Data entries
_ _ _ _

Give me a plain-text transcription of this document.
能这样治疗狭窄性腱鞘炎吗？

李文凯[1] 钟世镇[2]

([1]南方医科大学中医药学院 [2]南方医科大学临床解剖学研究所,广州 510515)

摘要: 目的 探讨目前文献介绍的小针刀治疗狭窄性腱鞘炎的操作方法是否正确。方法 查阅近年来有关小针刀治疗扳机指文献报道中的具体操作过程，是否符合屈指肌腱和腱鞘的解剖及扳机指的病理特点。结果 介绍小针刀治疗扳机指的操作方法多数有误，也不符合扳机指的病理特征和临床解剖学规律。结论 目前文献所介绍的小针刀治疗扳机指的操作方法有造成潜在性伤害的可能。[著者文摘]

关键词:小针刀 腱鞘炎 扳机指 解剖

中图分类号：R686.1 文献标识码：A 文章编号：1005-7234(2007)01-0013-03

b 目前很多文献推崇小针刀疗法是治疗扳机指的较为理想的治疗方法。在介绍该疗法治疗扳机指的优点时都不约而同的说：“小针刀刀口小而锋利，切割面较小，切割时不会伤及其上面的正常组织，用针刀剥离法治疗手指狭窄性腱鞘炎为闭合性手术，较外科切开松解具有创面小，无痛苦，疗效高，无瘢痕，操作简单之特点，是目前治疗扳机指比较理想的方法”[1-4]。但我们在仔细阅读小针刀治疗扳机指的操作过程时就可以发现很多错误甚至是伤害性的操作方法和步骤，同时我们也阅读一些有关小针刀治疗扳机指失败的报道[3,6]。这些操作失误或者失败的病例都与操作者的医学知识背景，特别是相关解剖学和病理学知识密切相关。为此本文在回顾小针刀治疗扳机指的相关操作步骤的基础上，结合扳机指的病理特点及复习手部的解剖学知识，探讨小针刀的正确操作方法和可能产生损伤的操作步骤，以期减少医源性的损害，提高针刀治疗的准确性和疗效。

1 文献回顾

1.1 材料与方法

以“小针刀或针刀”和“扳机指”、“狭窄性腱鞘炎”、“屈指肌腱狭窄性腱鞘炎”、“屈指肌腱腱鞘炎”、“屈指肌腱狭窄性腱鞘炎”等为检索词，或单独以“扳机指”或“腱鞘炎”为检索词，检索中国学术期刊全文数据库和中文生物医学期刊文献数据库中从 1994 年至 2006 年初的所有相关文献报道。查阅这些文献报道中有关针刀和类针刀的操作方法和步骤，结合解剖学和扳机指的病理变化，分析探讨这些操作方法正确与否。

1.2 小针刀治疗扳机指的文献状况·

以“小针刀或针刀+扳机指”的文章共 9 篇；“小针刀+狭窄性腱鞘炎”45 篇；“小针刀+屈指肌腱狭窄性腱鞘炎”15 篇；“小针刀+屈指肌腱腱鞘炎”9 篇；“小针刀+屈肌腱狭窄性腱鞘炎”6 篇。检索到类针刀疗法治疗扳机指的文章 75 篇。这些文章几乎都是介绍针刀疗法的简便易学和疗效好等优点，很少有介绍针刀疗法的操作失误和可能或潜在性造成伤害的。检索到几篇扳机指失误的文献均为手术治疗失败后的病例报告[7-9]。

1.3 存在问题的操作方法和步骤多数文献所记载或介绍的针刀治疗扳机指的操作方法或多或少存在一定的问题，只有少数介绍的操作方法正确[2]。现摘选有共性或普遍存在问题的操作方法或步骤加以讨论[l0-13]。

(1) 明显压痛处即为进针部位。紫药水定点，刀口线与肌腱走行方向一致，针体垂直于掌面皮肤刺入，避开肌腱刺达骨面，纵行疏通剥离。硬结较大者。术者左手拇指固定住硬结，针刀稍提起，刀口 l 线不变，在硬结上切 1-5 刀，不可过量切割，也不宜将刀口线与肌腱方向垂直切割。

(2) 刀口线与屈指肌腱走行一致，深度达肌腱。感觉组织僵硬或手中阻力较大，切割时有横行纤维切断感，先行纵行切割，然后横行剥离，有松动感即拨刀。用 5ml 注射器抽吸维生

_ _ _ _

Task instructions: All of the lines above must be returned exactly.

The response:
Give me a plain-text transcription of this document.
能这样治疗狭窄性腱鞘炎吗？

李文凯[1] 钟世镇[2]

([1]南方医科大学中医药学院 [2]南方医科大学临床解剖学研究所,广州 510515)

摘要: 目的 探讨目前文献介绍的小针刀治疗狭窄性腱鞘炎的操作方法是否正确。方法 查阅近年来有关小针刀治疗扳机指文献报道中的具体操作过程，是否符合屈指肌腱和腱鞘的解剖及扳机指的病理特点。结果 介绍小针刀治疗扳机指的操作方法多数有误，也不符合扳机指的病理特征和临床解剖学规律。结论 目前文献所介绍的小针刀治疗扳机指的操作方法有造成潜在性伤害的可能。[著者文摘]

关键词:小针刀 腱鞘炎 扳机指 解剖

中图分类号：R686.1 文献标识码：A 文章编号：1005-7234(2007)01-0013-03

b 目前很多文献推崇小针刀疗法是治疗扳机指的较为理想的治疗方法。在介绍该疗法治疗扳机指的优点时都不约而同的说：“小针刀刀口小而锋利，切割面较小，切割时不会伤及其上面的正常组织，用针刀剥离法治疗手指狭窄性腱鞘炎为闭合性手术，较外科切开松解具有创面小，无痛苦，疗效高，无瘢痕，操作简单之特点，是目前治疗扳机指比较理想的方法”[1-4]。但我们在仔细阅读小针刀治疗扳机指的操作过程时就可以发现很多错误甚至是伤害性的操作方法和步骤，同时我们也阅读一些有关小针刀治疗扳机指失败的报道[3,6]。这些操作失误或者失败的病例都与操作者的医学知识背景，特别是相关解剖学和病理学知识密切相关。为此本文在回顾小针刀治疗扳机指的相关操作步骤的基础上，结合扳机指的病理特点及复习手部的解剖学知识，探讨小针刀的正确操作方法和可能产生损伤的操作步骤，以期减少医源性的损害，提高针刀治疗的准确性和疗效。

1 文献回顾

1.1 材料与方法

以“小针刀或针刀”和“扳机指”、“狭窄性腱鞘炎”、“屈指肌腱狭窄性腱鞘炎”、“屈指肌腱腱鞘炎”、“屈指肌腱狭窄性腱鞘炎”等为检索词，或单独以“扳机指”或“腱鞘炎”为检索词，检索中国学术期刊全文数据库和中文生物医学期刊文献数据库中从 1994 年至 2006 年初的所有相关文献报道。查阅这些文献报道中有关针刀和类针刀的操作方法和步骤，结合解剖学和扳机指的病理变化，分析探讨这些操作方法正确与否。

1.2 小针刀治疗扳机指的文献状况·

以“小针刀或针刀+扳机指”的文章共 9 篇；“小针刀+狭窄性腱鞘炎”45 篇；“小针刀+屈指肌腱狭窄性腱鞘炎”15 篇；“小针刀+屈指肌腱腱鞘炎”9 篇；“小针刀+屈肌腱狭窄性腱鞘炎”6 篇。检索到类针刀疗法治疗扳机指的文章 75 篇。这些文章几乎都是介绍针刀疗法的简便易学和疗效好等优点，很少有介绍针刀疗法的操作失误和可能或潜在性造成伤害的。检索到几篇扳机指失误的文献均为手术治疗失败后的病例报告[7-9]。

1.3 存在问题的操作方法和步骤多数文献所记载或介绍的针刀治疗扳机指的操作方法或多或少存在一定的问题，只有少数介绍的操作方法正确[2]。现摘选有共性或普遍存在问题的操作方法或步骤加以讨论[l0-13]。

(1) 明显压痛处即为进针部位。紫药水定点，刀口线与肌腱走行方向一致，针体垂直于掌面皮肤刺入，避开肌腱刺达骨面，纵行疏通剥离。硬结较大者。术者左手拇指固定住硬结，针刀稍提起，刀口 l 线不变，在硬结上切 1-5 刀，不可过量切割，也不宜将刀口线与肌腱方向垂直切割。

(2) 刀口线与屈指肌腱走行一致，深度达肌腱。感觉组织僵硬或手中阻力较大，切割时有横行纤维切断感，先行纵行切割，然后横行剥离，有松动感即拨刀。用 5ml 注射器抽吸维生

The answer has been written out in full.